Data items
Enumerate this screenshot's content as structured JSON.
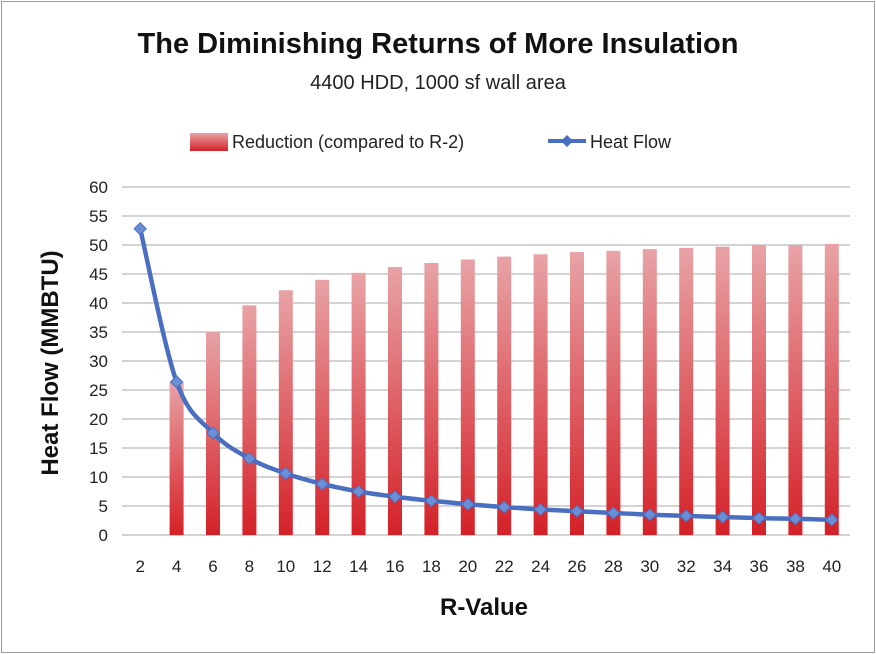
{
  "chart_data": {
    "type": "bar",
    "title": "The Diminishing Returns of More Insulation",
    "subtitle": "4400 HDD, 1000 sf wall area",
    "xlabel": "R-Value",
    "ylabel": "Heat Flow (MMBTU)",
    "ylim": [
      0,
      60
    ],
    "yticks": [
      0,
      5,
      10,
      15,
      20,
      25,
      30,
      35,
      40,
      45,
      50,
      55,
      60
    ],
    "grid": true,
    "legend_position": "top",
    "categories": [
      "2",
      "4",
      "6",
      "8",
      "10",
      "12",
      "14",
      "16",
      "18",
      "20",
      "22",
      "24",
      "26",
      "28",
      "30",
      "32",
      "34",
      "36",
      "38",
      "40"
    ],
    "series": [
      {
        "name": "Reduction (compared to R-2)",
        "kind": "bar",
        "color": "#d9252c",
        "values": [
          0,
          26.4,
          35.1,
          39.6,
          42.2,
          44.0,
          45.2,
          46.2,
          46.9,
          47.5,
          48.0,
          48.4,
          48.8,
          49.0,
          49.3,
          49.5,
          49.7,
          49.9,
          50.0,
          50.2
        ]
      },
      {
        "name": "Heat Flow",
        "kind": "line",
        "color": "#4a6fc0",
        "values": [
          52.8,
          26.4,
          17.6,
          13.2,
          10.6,
          8.8,
          7.5,
          6.6,
          5.9,
          5.3,
          4.8,
          4.4,
          4.1,
          3.8,
          3.5,
          3.3,
          3.1,
          2.9,
          2.8,
          2.6
        ]
      }
    ]
  }
}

• Directions
Pick out the lines containing the word "Flow" and show them.

• Expected answer
    "ylabel": "Heat Flow (MMBTU)",
        "name": "Heat Flow",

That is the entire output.